- WHAT IS EXPECTED -
Search the data for the string "description" and gather each line it is in.

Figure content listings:
start

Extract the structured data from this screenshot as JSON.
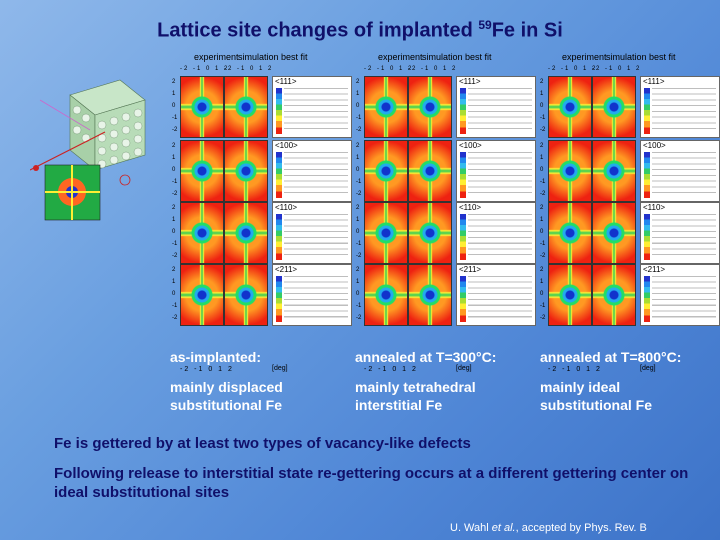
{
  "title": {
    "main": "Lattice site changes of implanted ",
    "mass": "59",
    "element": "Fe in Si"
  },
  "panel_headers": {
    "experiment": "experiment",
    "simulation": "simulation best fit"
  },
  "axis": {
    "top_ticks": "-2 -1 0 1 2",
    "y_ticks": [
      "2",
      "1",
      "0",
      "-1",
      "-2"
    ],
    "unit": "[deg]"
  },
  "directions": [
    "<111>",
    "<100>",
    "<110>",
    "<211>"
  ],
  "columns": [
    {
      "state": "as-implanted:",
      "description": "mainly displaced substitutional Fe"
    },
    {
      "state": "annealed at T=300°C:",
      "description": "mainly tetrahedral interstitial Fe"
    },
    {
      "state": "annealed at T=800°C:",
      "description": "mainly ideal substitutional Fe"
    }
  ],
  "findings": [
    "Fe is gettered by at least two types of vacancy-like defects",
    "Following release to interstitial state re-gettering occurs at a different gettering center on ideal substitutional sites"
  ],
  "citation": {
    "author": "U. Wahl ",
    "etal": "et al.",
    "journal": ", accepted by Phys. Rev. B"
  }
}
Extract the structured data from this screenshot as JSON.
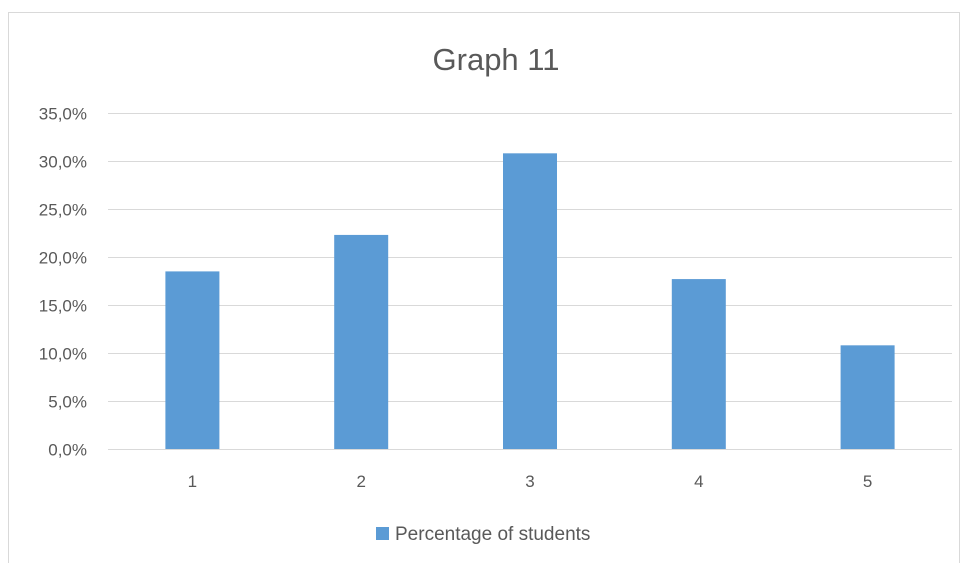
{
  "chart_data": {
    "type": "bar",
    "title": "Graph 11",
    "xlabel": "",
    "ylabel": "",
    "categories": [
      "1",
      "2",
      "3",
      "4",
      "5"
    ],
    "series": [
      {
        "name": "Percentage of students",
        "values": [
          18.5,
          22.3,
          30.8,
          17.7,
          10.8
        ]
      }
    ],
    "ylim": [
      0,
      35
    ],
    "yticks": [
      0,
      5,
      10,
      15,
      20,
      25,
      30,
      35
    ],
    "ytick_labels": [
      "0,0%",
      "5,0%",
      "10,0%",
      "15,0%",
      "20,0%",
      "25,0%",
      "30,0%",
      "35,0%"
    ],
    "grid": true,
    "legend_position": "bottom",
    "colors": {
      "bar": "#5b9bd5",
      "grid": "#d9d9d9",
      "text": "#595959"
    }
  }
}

end

- RESULT -
      "description": "mainly displaced substitutional Fe"
      "description": "mainly tetrahedral interstitial Fe"
      "description": "mainly ideal substitutional Fe"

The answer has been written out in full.